_WRITTEN PROBLEM:_ Please rewrite the listing below, replacing "bounding boxes" with "box coordinates" everywhere it occurs and keeping everything else unchanged.

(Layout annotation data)
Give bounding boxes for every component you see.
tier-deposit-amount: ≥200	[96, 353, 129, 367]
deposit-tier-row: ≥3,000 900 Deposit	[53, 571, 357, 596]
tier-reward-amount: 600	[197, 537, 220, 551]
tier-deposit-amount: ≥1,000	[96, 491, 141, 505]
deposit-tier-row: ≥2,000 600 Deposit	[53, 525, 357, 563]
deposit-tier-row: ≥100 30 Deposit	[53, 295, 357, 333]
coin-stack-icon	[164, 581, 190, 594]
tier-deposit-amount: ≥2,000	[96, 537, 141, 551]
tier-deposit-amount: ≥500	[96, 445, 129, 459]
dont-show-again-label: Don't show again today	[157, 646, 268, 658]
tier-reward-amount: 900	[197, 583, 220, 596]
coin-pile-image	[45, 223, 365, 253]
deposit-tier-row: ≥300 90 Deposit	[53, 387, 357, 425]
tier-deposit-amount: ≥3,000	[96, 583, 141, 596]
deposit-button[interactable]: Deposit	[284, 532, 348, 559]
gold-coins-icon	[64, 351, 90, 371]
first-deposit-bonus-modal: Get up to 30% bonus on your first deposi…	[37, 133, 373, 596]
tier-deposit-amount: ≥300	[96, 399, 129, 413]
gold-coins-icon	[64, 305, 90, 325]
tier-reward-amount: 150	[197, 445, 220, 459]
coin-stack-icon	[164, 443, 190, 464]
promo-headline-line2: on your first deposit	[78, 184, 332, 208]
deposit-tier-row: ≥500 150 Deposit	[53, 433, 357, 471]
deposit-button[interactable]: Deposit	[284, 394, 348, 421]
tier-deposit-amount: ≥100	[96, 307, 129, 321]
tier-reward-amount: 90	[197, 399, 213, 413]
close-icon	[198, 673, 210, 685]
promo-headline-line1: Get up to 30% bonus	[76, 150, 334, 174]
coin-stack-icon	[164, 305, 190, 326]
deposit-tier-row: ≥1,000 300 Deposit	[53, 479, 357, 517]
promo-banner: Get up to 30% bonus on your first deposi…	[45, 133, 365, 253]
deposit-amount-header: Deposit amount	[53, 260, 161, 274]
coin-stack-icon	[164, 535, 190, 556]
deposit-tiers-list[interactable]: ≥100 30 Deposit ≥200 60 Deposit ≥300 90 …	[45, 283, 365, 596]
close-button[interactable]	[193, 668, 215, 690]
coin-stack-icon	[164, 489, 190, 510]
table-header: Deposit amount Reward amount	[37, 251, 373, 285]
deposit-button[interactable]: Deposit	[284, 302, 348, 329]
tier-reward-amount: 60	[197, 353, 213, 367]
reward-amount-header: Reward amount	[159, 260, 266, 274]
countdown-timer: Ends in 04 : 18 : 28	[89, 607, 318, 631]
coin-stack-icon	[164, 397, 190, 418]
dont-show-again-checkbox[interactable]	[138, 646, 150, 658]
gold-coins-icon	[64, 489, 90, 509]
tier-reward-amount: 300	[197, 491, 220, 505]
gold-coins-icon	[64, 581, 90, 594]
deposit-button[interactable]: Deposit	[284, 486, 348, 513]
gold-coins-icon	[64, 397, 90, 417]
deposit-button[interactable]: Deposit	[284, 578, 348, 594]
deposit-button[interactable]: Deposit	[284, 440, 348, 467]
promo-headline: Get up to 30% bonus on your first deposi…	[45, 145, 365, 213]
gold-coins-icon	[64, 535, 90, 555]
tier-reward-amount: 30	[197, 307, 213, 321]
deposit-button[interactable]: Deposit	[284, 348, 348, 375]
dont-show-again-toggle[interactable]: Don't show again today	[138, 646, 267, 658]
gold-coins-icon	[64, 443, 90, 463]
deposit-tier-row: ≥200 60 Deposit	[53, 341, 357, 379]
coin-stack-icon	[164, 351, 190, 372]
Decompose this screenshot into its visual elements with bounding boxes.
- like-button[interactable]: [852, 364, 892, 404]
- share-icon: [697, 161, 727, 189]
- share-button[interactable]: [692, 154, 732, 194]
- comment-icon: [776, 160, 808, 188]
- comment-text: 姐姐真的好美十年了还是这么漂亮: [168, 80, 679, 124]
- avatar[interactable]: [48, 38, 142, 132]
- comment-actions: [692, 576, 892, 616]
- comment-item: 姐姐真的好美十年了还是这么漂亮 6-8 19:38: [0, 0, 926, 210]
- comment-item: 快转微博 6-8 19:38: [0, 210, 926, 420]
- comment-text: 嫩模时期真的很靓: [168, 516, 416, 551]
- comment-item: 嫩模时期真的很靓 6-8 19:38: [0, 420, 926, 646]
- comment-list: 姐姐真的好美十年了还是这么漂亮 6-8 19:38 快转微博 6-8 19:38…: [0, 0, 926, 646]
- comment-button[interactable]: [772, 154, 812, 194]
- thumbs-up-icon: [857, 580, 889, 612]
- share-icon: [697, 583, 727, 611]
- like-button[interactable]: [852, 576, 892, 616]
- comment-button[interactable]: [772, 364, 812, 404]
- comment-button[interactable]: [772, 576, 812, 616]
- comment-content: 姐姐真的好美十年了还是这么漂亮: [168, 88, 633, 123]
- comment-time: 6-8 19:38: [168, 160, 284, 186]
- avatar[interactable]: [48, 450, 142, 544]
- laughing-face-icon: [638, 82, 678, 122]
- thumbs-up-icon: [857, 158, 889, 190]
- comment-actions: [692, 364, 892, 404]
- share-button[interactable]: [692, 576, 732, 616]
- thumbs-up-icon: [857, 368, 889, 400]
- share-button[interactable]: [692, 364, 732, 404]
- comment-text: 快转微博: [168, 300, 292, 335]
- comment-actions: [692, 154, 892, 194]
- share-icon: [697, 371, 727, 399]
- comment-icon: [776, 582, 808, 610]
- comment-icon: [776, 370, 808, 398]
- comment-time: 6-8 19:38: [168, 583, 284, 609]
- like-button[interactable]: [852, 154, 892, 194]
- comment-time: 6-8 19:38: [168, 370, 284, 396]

_TASK OUTPUT:_
Give box coordinates for every component you see.
tier-deposit-amount: ≥200	[96, 353, 129, 367]
deposit-tier-row: ≥3,000 900 Deposit	[53, 571, 357, 596]
tier-reward-amount: 600	[197, 537, 220, 551]
tier-deposit-amount: ≥1,000	[96, 491, 141, 505]
deposit-tier-row: ≥2,000 600 Deposit	[53, 525, 357, 563]
deposit-tier-row: ≥100 30 Deposit	[53, 295, 357, 333]
coin-stack-icon	[164, 581, 190, 594]
tier-deposit-amount: ≥2,000	[96, 537, 141, 551]
tier-deposit-amount: ≥500	[96, 445, 129, 459]
dont-show-again-label: Don't show again today	[157, 646, 268, 658]
tier-reward-amount: 900	[197, 583, 220, 596]
coin-pile-image	[45, 223, 365, 253]
deposit-tier-row: ≥300 90 Deposit	[53, 387, 357, 425]
tier-deposit-amount: ≥3,000	[96, 583, 141, 596]
deposit-button[interactable]: Deposit	[284, 532, 348, 559]
gold-coins-icon	[64, 351, 90, 371]
first-deposit-bonus-modal: Get up to 30% bonus on your first deposi…	[37, 133, 373, 596]
tier-deposit-amount: ≥300	[96, 399, 129, 413]
gold-coins-icon	[64, 305, 90, 325]
tier-reward-amount: 150	[197, 445, 220, 459]
coin-stack-icon	[164, 443, 190, 464]
promo-headline-line2: on your first deposit	[78, 184, 332, 208]
deposit-tier-row: ≥500 150 Deposit	[53, 433, 357, 471]
deposit-button[interactable]: Deposit	[284, 394, 348, 421]
tier-deposit-amount: ≥100	[96, 307, 129, 321]
tier-reward-amount: 90	[197, 399, 213, 413]
close-icon	[198, 673, 210, 685]
promo-headline-line1: Get up to 30% bonus	[76, 150, 334, 174]
coin-stack-icon	[164, 305, 190, 326]
deposit-tier-row: ≥1,000 300 Deposit	[53, 479, 357, 517]
promo-banner: Get up to 30% bonus on your first deposi…	[45, 133, 365, 253]
deposit-amount-header: Deposit amount	[53, 260, 161, 274]
coin-stack-icon	[164, 535, 190, 556]
deposit-tiers-list[interactable]: ≥100 30 Deposit ≥200 60 Deposit ≥300 90 …	[45, 283, 365, 596]
close-button[interactable]	[193, 668, 215, 690]
coin-stack-icon	[164, 489, 190, 510]
table-header: Deposit amount Reward amount	[37, 251, 373, 285]
deposit-button[interactable]: Deposit	[284, 302, 348, 329]
tier-reward-amount: 60	[197, 353, 213, 367]
reward-amount-header: Reward amount	[159, 260, 266, 274]
countdown-timer: Ends in 04 : 18 : 28	[89, 607, 318, 631]
coin-stack-icon	[164, 397, 190, 418]
dont-show-again-checkbox[interactable]	[138, 646, 150, 658]
gold-coins-icon	[64, 489, 90, 509]
tier-reward-amount: 300	[197, 491, 220, 505]
gold-coins-icon	[64, 581, 90, 594]
deposit-button[interactable]: Deposit	[284, 486, 348, 513]
gold-coins-icon	[64, 397, 90, 417]
deposit-button[interactable]: Deposit	[284, 578, 348, 594]
deposit-button[interactable]: Deposit	[284, 440, 348, 467]
promo-headline: Get up to 30% bonus on your first deposi…	[45, 145, 365, 213]
gold-coins-icon	[64, 535, 90, 555]
tier-reward-amount: 30	[197, 307, 213, 321]
deposit-button[interactable]: Deposit	[284, 348, 348, 375]
dont-show-again-toggle[interactable]: Don't show again today	[138, 646, 267, 658]
gold-coins-icon	[64, 443, 90, 463]
deposit-tier-row: ≥200 60 Deposit	[53, 341, 357, 379]
coin-stack-icon	[164, 351, 190, 372]
Decompose this screenshot into its visual elements with box coordinates.
- like-button[interactable]: [852, 364, 892, 404]
- share-icon: [697, 161, 727, 189]
- share-button[interactable]: [692, 154, 732, 194]
- comment-icon: [776, 160, 808, 188]
- comment-text: 姐姐真的好美十年了还是这么漂亮: [168, 80, 679, 124]
- avatar[interactable]: [48, 38, 142, 132]
- comment-actions: [692, 576, 892, 616]
- comment-item: 姐姐真的好美十年了还是这么漂亮 6-8 19:38: [0, 0, 926, 210]
- comment-item: 快转微博 6-8 19:38: [0, 210, 926, 420]
- comment-text: 嫩模时期真的很靓: [168, 516, 416, 551]
- comment-item: 嫩模时期真的很靓 6-8 19:38: [0, 420, 926, 646]
- comment-list: 姐姐真的好美十年了还是这么漂亮 6-8 19:38 快转微博 6-8 19:38…: [0, 0, 926, 646]
- comment-button[interactable]: [772, 154, 812, 194]
- thumbs-up-icon: [857, 580, 889, 612]
- share-icon: [697, 583, 727, 611]
- like-button[interactable]: [852, 576, 892, 616]
- comment-button[interactable]: [772, 364, 812, 404]
- comment-button[interactable]: [772, 576, 812, 616]
- comment-content: 姐姐真的好美十年了还是这么漂亮: [168, 88, 633, 123]
- comment-time: 6-8 19:38: [168, 160, 284, 186]
- avatar[interactable]: [48, 450, 142, 544]
- laughing-face-icon: [638, 82, 678, 122]
- thumbs-up-icon: [857, 158, 889, 190]
- comment-actions: [692, 364, 892, 404]
- share-button[interactable]: [692, 576, 732, 616]
- thumbs-up-icon: [857, 368, 889, 400]
- share-button[interactable]: [692, 364, 732, 404]
- comment-text: 快转微博: [168, 300, 292, 335]
- comment-actions: [692, 154, 892, 194]
- share-icon: [697, 371, 727, 399]
- comment-icon: [776, 582, 808, 610]
- comment-icon: [776, 370, 808, 398]
- comment-time: 6-8 19:38: [168, 583, 284, 609]
- like-button[interactable]: [852, 154, 892, 194]
- comment-time: 6-8 19:38: [168, 370, 284, 396]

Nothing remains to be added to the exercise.